## PROBLEM REQUIREMENTS
Of the lines below, how many hold the string "SPCE"? Give only the number.

* BEGIN EXERCISE INPUT *

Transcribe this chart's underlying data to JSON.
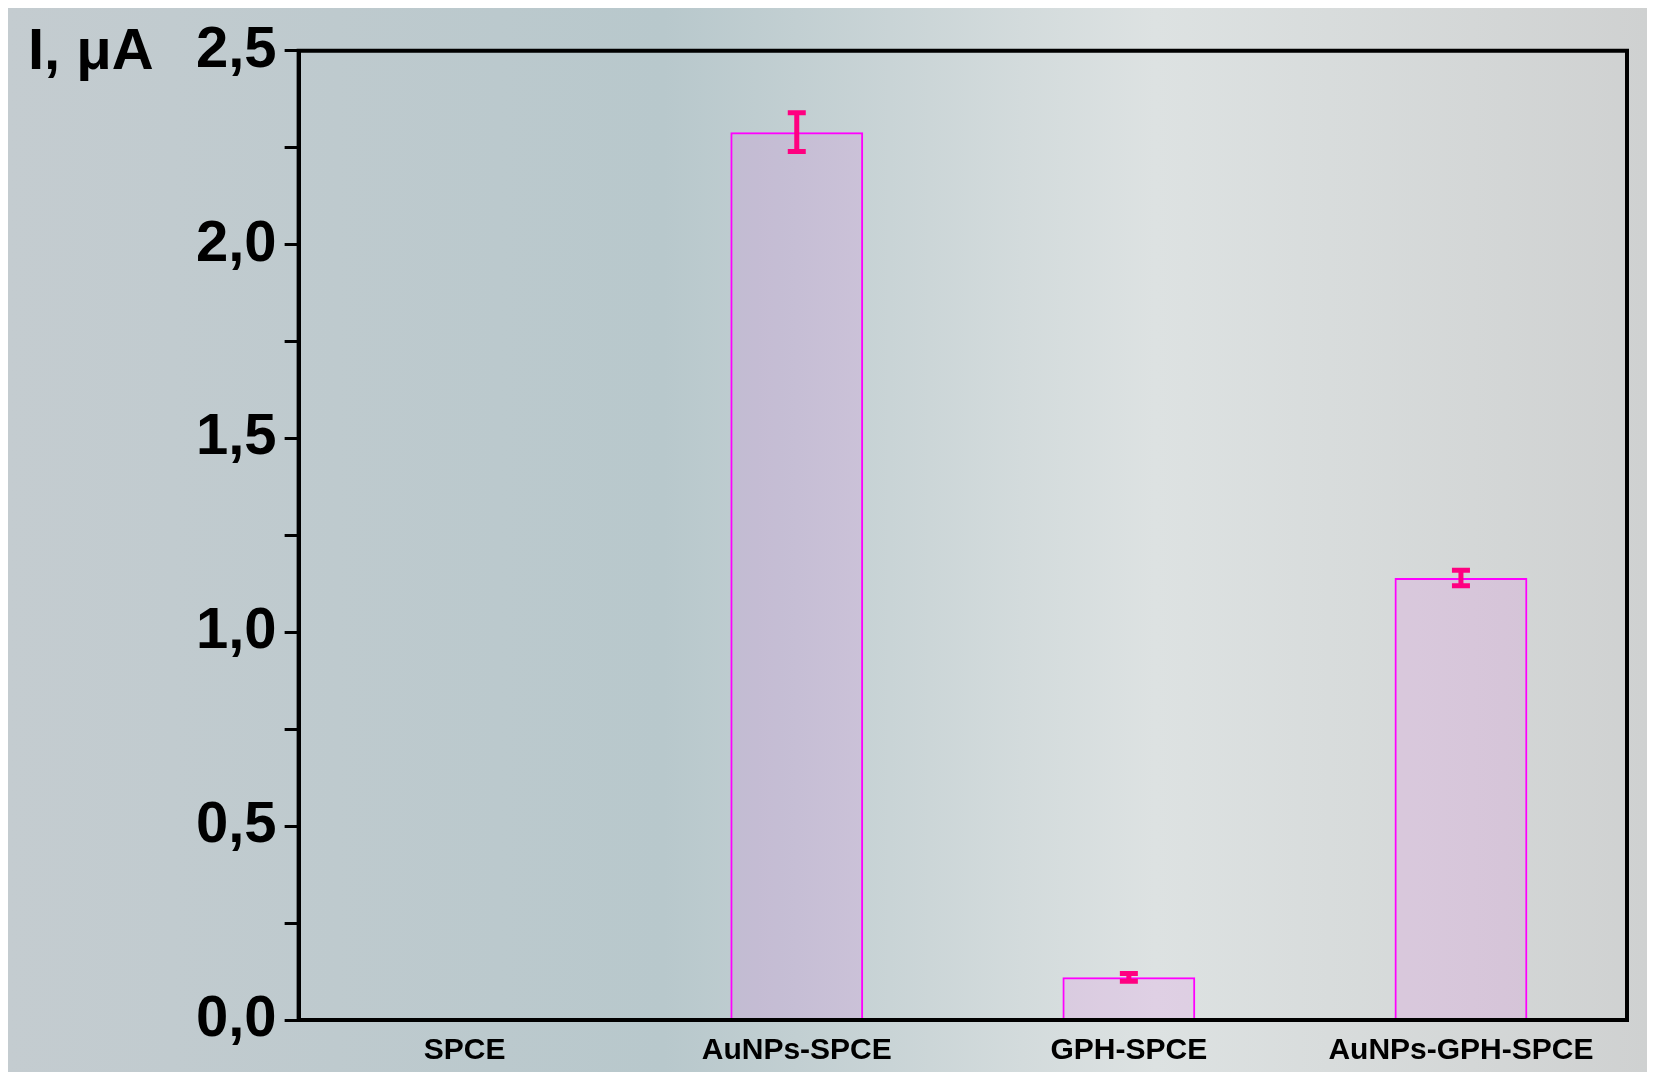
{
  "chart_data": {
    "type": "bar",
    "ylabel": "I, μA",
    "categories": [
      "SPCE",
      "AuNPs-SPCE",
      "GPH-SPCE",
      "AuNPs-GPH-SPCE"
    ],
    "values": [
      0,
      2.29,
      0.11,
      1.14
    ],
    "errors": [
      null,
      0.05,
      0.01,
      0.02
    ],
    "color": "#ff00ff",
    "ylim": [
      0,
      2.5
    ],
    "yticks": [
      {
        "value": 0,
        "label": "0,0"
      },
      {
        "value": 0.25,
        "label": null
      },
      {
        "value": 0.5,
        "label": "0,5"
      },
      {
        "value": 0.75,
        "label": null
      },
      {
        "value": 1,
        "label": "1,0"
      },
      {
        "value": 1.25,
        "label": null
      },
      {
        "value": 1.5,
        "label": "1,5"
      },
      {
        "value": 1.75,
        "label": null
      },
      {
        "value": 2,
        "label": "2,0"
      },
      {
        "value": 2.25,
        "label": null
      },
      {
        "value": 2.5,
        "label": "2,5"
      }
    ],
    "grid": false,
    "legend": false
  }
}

* END EXERCISE INPUT *

## SOLUTION TO THE EXERCISE
4